> [EXTRACTED ENTRIES]:

___

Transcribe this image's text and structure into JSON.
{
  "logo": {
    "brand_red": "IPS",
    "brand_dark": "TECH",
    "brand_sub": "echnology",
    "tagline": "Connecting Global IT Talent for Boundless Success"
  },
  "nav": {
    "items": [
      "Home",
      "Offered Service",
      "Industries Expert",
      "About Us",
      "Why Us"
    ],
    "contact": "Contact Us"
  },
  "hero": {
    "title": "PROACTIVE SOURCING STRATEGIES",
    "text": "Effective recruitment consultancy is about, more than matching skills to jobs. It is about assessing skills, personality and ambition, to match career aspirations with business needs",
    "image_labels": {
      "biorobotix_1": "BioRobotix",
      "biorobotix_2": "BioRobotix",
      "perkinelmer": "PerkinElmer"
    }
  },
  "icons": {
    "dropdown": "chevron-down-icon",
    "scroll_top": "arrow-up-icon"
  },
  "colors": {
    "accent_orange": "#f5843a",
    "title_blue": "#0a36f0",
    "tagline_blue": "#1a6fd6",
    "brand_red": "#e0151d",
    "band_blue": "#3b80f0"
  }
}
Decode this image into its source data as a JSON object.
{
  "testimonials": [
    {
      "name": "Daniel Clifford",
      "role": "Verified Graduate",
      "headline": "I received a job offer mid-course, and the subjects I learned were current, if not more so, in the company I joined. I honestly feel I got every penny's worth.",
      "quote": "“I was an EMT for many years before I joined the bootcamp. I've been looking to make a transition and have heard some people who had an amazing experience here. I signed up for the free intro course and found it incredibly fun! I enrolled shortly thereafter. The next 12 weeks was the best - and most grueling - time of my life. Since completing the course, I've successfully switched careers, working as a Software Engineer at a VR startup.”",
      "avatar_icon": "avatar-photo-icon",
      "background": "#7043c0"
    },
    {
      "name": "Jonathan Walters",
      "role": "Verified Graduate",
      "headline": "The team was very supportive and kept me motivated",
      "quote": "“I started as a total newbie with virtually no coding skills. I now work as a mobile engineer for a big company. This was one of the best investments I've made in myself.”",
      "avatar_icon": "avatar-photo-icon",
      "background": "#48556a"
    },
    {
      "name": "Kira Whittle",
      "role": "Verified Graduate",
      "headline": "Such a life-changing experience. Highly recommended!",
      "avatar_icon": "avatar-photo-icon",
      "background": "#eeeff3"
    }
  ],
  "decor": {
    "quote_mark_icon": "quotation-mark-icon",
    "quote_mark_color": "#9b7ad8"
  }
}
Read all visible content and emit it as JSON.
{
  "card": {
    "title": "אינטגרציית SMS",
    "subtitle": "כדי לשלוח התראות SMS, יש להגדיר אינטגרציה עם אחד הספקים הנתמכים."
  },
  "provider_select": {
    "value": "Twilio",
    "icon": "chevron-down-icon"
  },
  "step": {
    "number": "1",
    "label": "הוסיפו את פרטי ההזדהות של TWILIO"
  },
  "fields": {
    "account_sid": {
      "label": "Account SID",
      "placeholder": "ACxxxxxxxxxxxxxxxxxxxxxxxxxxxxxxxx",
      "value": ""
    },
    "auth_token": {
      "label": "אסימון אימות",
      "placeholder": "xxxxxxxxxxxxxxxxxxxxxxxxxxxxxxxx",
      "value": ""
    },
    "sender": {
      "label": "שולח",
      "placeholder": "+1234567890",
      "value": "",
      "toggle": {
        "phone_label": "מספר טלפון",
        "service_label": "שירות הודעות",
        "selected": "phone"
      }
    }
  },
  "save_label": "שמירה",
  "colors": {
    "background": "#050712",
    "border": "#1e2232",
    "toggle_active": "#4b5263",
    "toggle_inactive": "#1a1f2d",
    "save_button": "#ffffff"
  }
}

___

> [SET TASK]:
Print the material verbatim, all of it.

> [EXERCISE ANSWER]:
Transcribe this image's text and structure into JSON.
{
  "logo": {
    "brand_red": "IPS",
    "brand_dark": "TECH",
    "brand_sub": "echnology",
    "tagline": "Connecting Global IT Talent for Boundless Success"
  },
  "nav": {
    "items": [
      "Home",
      "Offered Service",
      "Industries Expert",
      "About Us",
      "Why Us"
    ],
    "contact": "Contact Us"
  },
  "hero": {
    "title": "PROACTIVE SOURCING STRATEGIES",
    "text": "Effective recruitment consultancy is about, more than matching skills to jobs. It is about assessing skills, personality and ambition, to match career aspirations with business needs",
    "image_labels": {
      "biorobotix_1": "BioRobotix",
      "biorobotix_2": "BioRobotix",
      "perkinelmer": "PerkinElmer"
    }
  },
  "icons": {
    "dropdown": "chevron-down-icon",
    "scroll_top": "arrow-up-icon"
  },
  "colors": {
    "accent_orange": "#f5843a",
    "title_blue": "#0a36f0",
    "tagline_blue": "#1a6fd6",
    "brand_red": "#e0151d",
    "band_blue": "#3b80f0"
  }
}
Decode this image into its source data as a JSON object.
{
  "testimonials": [
    {
      "name": "Daniel Clifford",
      "role": "Verified Graduate",
      "headline": "I received a job offer mid-course, and the subjects I learned were current, if not more so, in the company I joined. I honestly feel I got every penny's worth.",
      "quote": "“I was an EMT for many years before I joined the bootcamp. I've been looking to make a transition and have heard some people who had an amazing experience here. I signed up for the free intro course and found it incredibly fun! I enrolled shortly thereafter. The next 12 weeks was the best - and most grueling - time of my life. Since completing the course, I've successfully switched careers, working as a Software Engineer at a VR startup.”",
      "avatar_icon": "avatar-photo-icon",
      "background": "#7043c0"
    },
    {
      "name": "Jonathan Walters",
      "role": "Verified Graduate",
      "headline": "The team was very supportive and kept me motivated",
      "quote": "“I started as a total newbie with virtually no coding skills. I now work as a mobile engineer for a big company. This was one of the best investments I've made in myself.”",
      "avatar_icon": "avatar-photo-icon",
      "background": "#48556a"
    },
    {
      "name": "Kira Whittle",
      "role": "Verified Graduate",
      "headline": "Such a life-changing experience. Highly recommended!",
      "avatar_icon": "avatar-photo-icon",
      "background": "#eeeff3"
    }
  ],
  "decor": {
    "quote_mark_icon": "quotation-mark-icon",
    "quote_mark_color": "#9b7ad8"
  }
}
Read all visible content and emit it as JSON.
{
  "card": {
    "title": "אינטגרציית SMS",
    "subtitle": "כדי לשלוח התראות SMS, יש להגדיר אינטגרציה עם אחד הספקים הנתמכים."
  },
  "provider_select": {
    "value": "Twilio",
    "icon": "chevron-down-icon"
  },
  "step": {
    "number": "1",
    "label": "הוסיפו את פרטי ההזדהות של TWILIO"
  },
  "fields": {
    "account_sid": {
      "label": "Account SID",
      "placeholder": "ACxxxxxxxxxxxxxxxxxxxxxxxxxxxxxxxx",
      "value": ""
    },
    "auth_token": {
      "label": "אסימון אימות",
      "placeholder": "xxxxxxxxxxxxxxxxxxxxxxxxxxxxxxxx",
      "value": ""
    },
    "sender": {
      "label": "שולח",
      "placeholder": "+1234567890",
      "value": "",
      "toggle": {
        "phone_label": "מספר טלפון",
        "service_label": "שירות הודעות",
        "selected": "phone"
      }
    }
  },
  "save_label": "שמירה",
  "colors": {
    "background": "#050712",
    "border": "#1e2232",
    "toggle_active": "#4b5263",
    "toggle_inactive": "#1a1f2d",
    "save_button": "#ffffff"
  }
}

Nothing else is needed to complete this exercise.